- _Task instructions_
Copy every line that mentions the word "title".

- _Records to use_
+---+

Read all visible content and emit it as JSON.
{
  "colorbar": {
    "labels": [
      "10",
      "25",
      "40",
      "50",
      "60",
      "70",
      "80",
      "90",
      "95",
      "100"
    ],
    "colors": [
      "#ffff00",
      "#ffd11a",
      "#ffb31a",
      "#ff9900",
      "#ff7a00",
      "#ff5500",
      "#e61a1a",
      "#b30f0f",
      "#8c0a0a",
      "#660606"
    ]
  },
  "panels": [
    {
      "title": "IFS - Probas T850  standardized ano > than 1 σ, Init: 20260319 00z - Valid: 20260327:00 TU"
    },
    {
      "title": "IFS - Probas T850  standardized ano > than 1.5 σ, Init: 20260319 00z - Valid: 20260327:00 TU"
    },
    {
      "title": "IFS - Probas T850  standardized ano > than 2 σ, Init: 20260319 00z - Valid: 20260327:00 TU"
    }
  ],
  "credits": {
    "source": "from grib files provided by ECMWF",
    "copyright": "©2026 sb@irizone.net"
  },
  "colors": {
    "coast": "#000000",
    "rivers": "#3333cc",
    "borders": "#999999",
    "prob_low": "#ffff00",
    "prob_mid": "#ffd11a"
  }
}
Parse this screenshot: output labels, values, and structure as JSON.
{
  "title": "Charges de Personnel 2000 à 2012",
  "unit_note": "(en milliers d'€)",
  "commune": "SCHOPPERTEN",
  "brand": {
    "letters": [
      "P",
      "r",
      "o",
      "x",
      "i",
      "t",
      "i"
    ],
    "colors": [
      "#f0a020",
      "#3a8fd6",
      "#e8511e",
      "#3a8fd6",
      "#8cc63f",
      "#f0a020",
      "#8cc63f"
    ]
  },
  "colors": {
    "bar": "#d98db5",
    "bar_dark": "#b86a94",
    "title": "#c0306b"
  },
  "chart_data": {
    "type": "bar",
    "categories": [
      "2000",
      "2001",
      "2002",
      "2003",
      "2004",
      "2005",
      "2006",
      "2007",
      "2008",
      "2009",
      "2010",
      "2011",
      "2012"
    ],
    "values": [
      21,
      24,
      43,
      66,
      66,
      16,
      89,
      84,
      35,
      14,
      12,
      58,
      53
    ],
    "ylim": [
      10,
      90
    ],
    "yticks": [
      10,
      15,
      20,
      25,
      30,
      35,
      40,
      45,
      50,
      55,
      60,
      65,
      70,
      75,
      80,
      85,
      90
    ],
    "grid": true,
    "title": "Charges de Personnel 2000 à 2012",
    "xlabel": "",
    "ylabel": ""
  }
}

+---+

- _Written solution_
      "title": "IFS - Probas T850  standardized ano > than 1 σ, Init: 20260319 00z - Valid: 20260327:00 TU"
      "title": "IFS - Probas T850  standardized ano > than 1.5 σ, Init: 20260319 00z - Valid: 20260327:00 TU"
      "title": "IFS - Probas T850  standardized ano > than 2 σ, Init: 20260319 00z - Valid: 20260327:00 TU"
  "title": "Charges de Personnel 2000 à 2012",
    "title": "#c0306b"
    "title": "Charges de Personnel 2000 à 2012",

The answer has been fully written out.